::: Extracted data
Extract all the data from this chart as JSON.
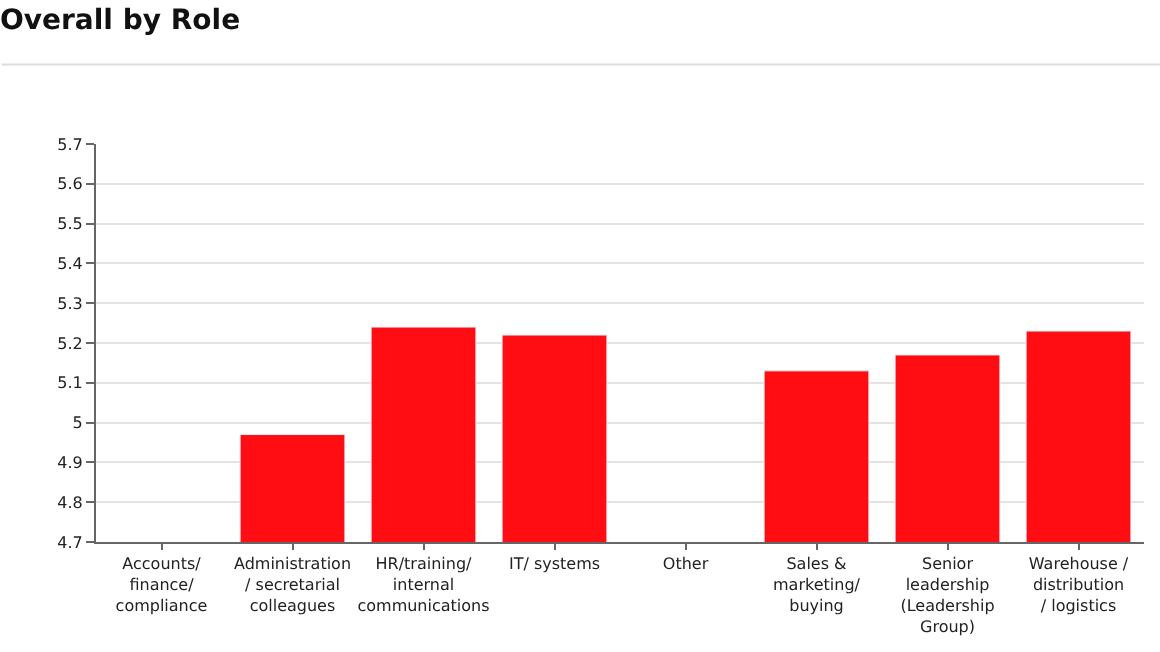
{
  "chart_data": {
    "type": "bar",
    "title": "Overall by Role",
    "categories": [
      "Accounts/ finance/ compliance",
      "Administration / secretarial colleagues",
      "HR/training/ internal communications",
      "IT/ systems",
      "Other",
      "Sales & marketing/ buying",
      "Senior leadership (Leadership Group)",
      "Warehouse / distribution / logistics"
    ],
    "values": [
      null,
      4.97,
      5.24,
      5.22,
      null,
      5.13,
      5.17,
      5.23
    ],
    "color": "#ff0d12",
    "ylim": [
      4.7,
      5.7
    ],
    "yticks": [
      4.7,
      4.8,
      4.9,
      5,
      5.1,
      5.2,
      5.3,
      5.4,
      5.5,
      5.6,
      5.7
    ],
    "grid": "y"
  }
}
::::::
::: Extracted data
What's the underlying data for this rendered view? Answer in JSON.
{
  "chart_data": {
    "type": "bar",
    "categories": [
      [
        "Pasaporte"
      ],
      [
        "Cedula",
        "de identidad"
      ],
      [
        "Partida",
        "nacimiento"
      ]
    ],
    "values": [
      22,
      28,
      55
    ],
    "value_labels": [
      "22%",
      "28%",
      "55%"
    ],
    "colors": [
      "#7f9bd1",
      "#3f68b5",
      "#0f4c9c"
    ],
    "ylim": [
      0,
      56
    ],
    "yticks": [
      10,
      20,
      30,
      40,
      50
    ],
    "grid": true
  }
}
::::::
- [Given instruction]: Collect the lines of the data that carry the word "JSON".

- [Written answer]:
Extract all the data from this chart as JSON.
What's the underlying data for this rendered view? Answer in JSON.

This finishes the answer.